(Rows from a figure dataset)

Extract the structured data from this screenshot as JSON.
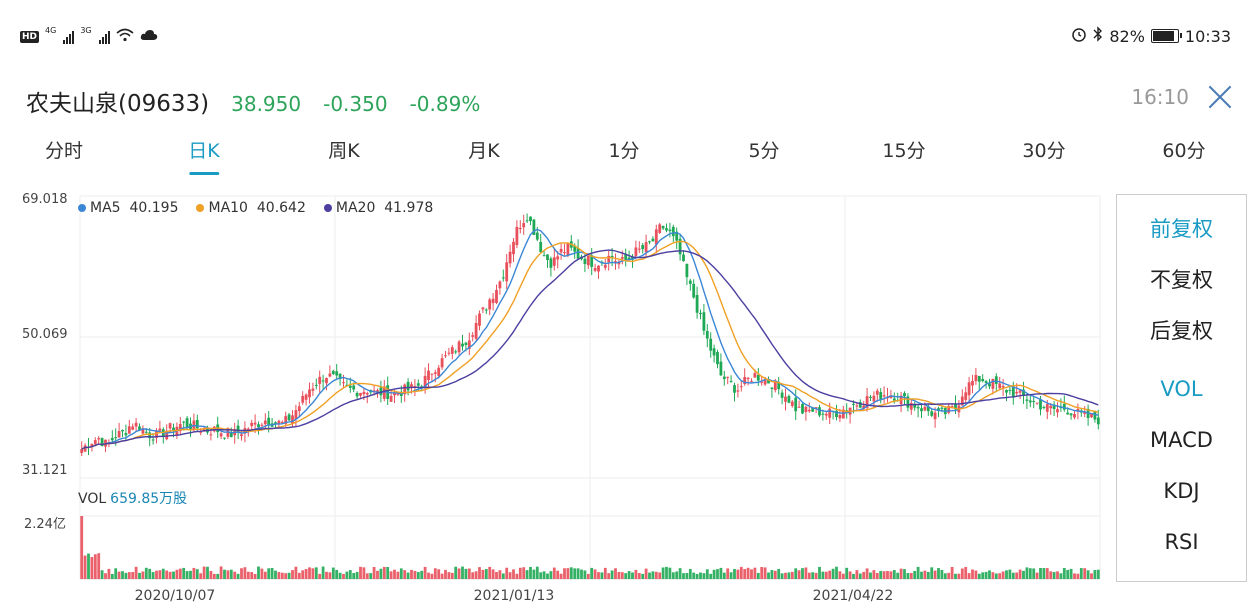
{
  "status_bar": {
    "left": {
      "hd": "HD",
      "net1": "4G",
      "net2": "3G"
    },
    "right": {
      "battery_pct": "82%",
      "clock": "10:33"
    }
  },
  "header": {
    "name": "农夫山泉(09633)",
    "price": "38.950",
    "change": "-0.350",
    "change_pct": "-0.89%",
    "time": "16:10",
    "color_down": "#2ea35a"
  },
  "tabs": [
    "分时",
    "日K",
    "周K",
    "月K",
    "1分",
    "5分",
    "15分",
    "30分",
    "60分"
  ],
  "active_tab": 1,
  "legend": {
    "ma5": {
      "label": "MA5",
      "value": "40.195",
      "color": "#3b87d6"
    },
    "ma10": {
      "label": "MA10",
      "value": "40.642",
      "color": "#f0a024"
    },
    "ma20": {
      "label": "MA20",
      "value": "41.978",
      "color": "#4b3fa0"
    }
  },
  "y_labels": {
    "max": "69.018",
    "mid": "50.069",
    "min": "31.121"
  },
  "volume": {
    "label": "VOL",
    "value": "659.85万股",
    "max_label": "2.24亿"
  },
  "x_labels": [
    "2020/10/07",
    "2021/01/13",
    "2021/04/22"
  ],
  "side_panel": {
    "items": [
      "前复权",
      "不复权",
      "后复权",
      "VOL",
      "MACD",
      "KDJ",
      "RSI"
    ],
    "active": [
      0,
      3
    ]
  },
  "colors": {
    "up": "#e8505b",
    "down": "#1fa855",
    "accent": "#1a9bc4"
  },
  "chart_data": {
    "type": "candlestick",
    "y_range": [
      31.121,
      69.018
    ],
    "close_series": [
      35,
      36,
      36.5,
      35.5,
      36.8,
      37.2,
      38.5,
      38,
      37,
      36.8,
      37.5,
      38,
      38.4,
      38.2,
      37.8,
      37.5,
      37.6,
      37.2,
      37,
      37.4,
      38,
      38.5,
      39,
      38.6,
      38.4,
      39.5,
      41,
      43,
      44,
      45,
      44.5,
      43.5,
      43,
      42.8,
      43,
      42.5,
      42.7,
      42.3,
      42.8,
      43,
      43.5,
      44.5,
      46,
      47,
      48,
      49,
      50,
      52,
      54,
      56,
      58,
      62,
      65,
      66.5,
      64,
      61,
      60,
      61.5,
      62,
      61,
      60.5,
      60,
      60.3,
      61,
      60,
      60.5,
      61.5,
      62,
      63,
      65,
      64,
      62,
      58,
      55,
      51,
      48,
      45,
      44,
      43,
      44,
      45,
      44.5,
      44,
      43,
      42,
      40.5,
      40,
      40.2,
      40,
      39.8,
      40,
      40.5,
      41,
      41.5,
      42,
      42.3,
      42.5,
      42.2,
      41.5,
      41,
      40.5,
      40,
      39.5,
      40,
      40.5,
      43,
      44,
      44.5,
      44,
      43.5,
      43,
      42.5,
      42,
      41.5,
      41,
      40.5,
      40.3,
      40.5,
      40,
      39.5,
      39.2,
      39
    ],
    "volume_label_max": "2.24亿"
  }
}
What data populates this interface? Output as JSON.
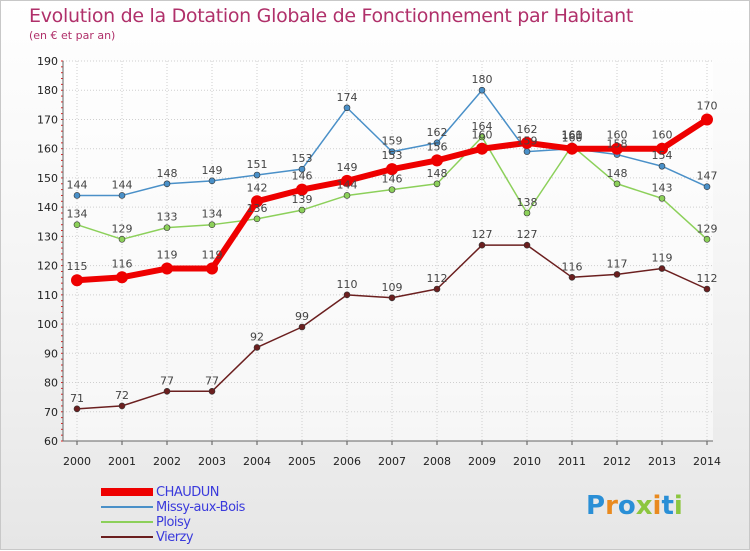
{
  "title": "Evolution de la Dotation Globale de Fonctionnement par Habitant",
  "subtitle": "(en € et par an)",
  "logo": {
    "text": "Proxiti",
    "letters": [
      {
        "ch": "P",
        "color": "#2a8fd6"
      },
      {
        "ch": "r",
        "color": "#e98a1f"
      },
      {
        "ch": "o",
        "color": "#2a8fd6"
      },
      {
        "ch": "x",
        "color": "#8cc63f"
      },
      {
        "ch": "i",
        "color": "#e98a1f"
      },
      {
        "ch": "t",
        "color": "#2a8fd6"
      },
      {
        "ch": "i",
        "color": "#8cc63f"
      }
    ]
  },
  "chart_data": {
    "type": "line",
    "title": "Evolution de la Dotation Globale de Fonctionnement par Habitant",
    "ylabel": "(en € et par an)",
    "xlabel": "",
    "ylim": [
      60,
      190
    ],
    "yticks": [
      60,
      70,
      80,
      90,
      100,
      110,
      120,
      130,
      140,
      150,
      160,
      170,
      180,
      190
    ],
    "categories": [
      "2000",
      "2001",
      "2002",
      "2003",
      "2004",
      "2005",
      "2006",
      "2007",
      "2008",
      "2009",
      "2010",
      "2011",
      "2012",
      "2013",
      "2014"
    ],
    "grid": true,
    "legend_position": "bottom-left",
    "series": [
      {
        "name": "Missy-aux-Bois",
        "color": "#4a90c8",
        "width": 1.5,
        "marker": 3,
        "values": [
          144,
          144,
          148,
          149,
          151,
          153,
          174,
          159,
          162,
          180,
          159,
          160,
          158,
          154,
          147
        ]
      },
      {
        "name": "Ploisy",
        "color": "#8cd05a",
        "width": 1.5,
        "marker": 3,
        "values": [
          134,
          129,
          133,
          134,
          136,
          139,
          144,
          146,
          148,
          164,
          138,
          161,
          148,
          143,
          129
        ]
      },
      {
        "name": "Vierzy",
        "color": "#6b1f1f",
        "width": 1.5,
        "marker": 3,
        "values": [
          71,
          72,
          77,
          77,
          92,
          99,
          110,
          109,
          112,
          127,
          127,
          116,
          117,
          119,
          112
        ]
      },
      {
        "name": "CHAUDUN",
        "color": "#ee0000",
        "width": 6,
        "marker": 6,
        "values": [
          115,
          116,
          119,
          119,
          142,
          146,
          149,
          153,
          156,
          160,
          162,
          160,
          160,
          160,
          170
        ]
      }
    ],
    "legend_order": [
      "CHAUDUN",
      "Missy-aux-Bois",
      "Ploisy",
      "Vierzy"
    ]
  }
}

▸ PROBLEM STATEMENT
Report all lines of the material that contain the word "name".

▸ COMPLETED TASK
    "name": "农夫山泉(09633)",
        "name": "Missy-aux-Bois",
        "name": "Ploisy",
        "name": "Vierzy",
        "name": "CHAUDUN",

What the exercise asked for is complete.